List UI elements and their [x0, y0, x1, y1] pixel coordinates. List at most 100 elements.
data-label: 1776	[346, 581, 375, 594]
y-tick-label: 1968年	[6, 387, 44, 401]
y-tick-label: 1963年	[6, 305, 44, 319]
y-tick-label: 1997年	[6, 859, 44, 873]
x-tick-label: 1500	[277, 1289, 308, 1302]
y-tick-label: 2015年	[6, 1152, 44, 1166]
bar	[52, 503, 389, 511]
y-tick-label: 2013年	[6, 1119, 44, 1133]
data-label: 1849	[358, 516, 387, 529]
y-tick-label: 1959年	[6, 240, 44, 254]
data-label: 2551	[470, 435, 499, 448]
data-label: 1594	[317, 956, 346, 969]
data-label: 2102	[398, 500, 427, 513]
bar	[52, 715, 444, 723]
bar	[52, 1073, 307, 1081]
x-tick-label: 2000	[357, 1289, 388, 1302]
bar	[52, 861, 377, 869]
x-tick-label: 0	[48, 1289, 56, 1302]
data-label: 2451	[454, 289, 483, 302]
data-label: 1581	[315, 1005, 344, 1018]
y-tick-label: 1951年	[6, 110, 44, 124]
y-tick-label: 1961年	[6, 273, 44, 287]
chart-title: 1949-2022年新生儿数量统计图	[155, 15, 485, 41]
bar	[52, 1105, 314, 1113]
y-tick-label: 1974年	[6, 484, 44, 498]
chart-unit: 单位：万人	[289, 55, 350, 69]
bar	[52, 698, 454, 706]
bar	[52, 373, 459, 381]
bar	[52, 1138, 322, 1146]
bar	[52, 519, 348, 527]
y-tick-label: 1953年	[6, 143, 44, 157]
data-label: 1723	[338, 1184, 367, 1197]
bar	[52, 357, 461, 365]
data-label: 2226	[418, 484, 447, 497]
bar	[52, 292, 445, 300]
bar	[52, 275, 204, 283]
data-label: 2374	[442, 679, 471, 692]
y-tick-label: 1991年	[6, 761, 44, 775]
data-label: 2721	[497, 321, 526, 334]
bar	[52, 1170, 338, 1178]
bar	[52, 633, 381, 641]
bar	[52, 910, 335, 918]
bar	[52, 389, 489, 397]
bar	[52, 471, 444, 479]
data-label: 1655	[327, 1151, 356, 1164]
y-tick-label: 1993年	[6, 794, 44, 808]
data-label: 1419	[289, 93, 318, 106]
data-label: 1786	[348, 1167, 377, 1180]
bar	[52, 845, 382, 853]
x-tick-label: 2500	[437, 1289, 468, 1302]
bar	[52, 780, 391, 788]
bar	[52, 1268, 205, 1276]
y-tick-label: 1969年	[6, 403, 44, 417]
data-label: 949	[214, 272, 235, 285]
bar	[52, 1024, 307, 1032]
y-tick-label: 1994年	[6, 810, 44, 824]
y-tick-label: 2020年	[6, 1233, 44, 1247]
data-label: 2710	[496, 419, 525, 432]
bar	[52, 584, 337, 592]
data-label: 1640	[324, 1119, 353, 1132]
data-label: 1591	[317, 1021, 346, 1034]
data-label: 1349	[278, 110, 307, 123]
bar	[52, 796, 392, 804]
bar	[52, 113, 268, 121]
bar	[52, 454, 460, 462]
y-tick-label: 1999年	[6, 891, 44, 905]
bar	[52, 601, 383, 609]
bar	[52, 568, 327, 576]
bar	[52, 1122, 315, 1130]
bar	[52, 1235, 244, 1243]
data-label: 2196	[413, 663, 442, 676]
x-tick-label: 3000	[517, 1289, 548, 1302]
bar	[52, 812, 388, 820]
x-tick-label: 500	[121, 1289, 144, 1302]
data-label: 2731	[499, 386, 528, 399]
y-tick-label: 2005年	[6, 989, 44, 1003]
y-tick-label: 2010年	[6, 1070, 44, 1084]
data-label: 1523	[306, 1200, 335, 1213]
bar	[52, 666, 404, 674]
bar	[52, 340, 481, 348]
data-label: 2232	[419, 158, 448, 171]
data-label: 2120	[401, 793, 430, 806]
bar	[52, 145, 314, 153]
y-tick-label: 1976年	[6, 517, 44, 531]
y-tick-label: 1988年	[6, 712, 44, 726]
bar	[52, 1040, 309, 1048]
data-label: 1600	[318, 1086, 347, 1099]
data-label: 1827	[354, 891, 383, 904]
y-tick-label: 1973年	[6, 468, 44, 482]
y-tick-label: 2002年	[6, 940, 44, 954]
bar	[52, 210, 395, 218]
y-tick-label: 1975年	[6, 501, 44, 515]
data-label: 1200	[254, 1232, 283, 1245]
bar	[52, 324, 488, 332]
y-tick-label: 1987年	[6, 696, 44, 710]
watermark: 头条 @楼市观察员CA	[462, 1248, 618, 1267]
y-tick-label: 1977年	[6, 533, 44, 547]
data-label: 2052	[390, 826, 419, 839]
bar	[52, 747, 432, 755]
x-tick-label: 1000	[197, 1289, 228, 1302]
● ● ● ● ● ● ●
[PROBLEM DESCRIPTION] Copy the listing starting at its first line and ending at the line that contains "1119, 44, 1133]", and switch each "y-tick-label" to "year-label" while leaving everything else unchanged.

[SOLUTION TO THIS TASK]
List UI elements and their [x0, y0, x1, y1] pixel coordinates. List at most 100 elements.
data-label: 1776	[346, 581, 375, 594]
year-label: 1968年	[6, 387, 44, 401]
year-label: 1963年	[6, 305, 44, 319]
year-label: 1997年	[6, 859, 44, 873]
x-tick-label: 1500	[277, 1289, 308, 1302]
year-label: 2015年	[6, 1152, 44, 1166]
bar	[52, 503, 389, 511]
year-label: 2013年	[6, 1119, 44, 1133]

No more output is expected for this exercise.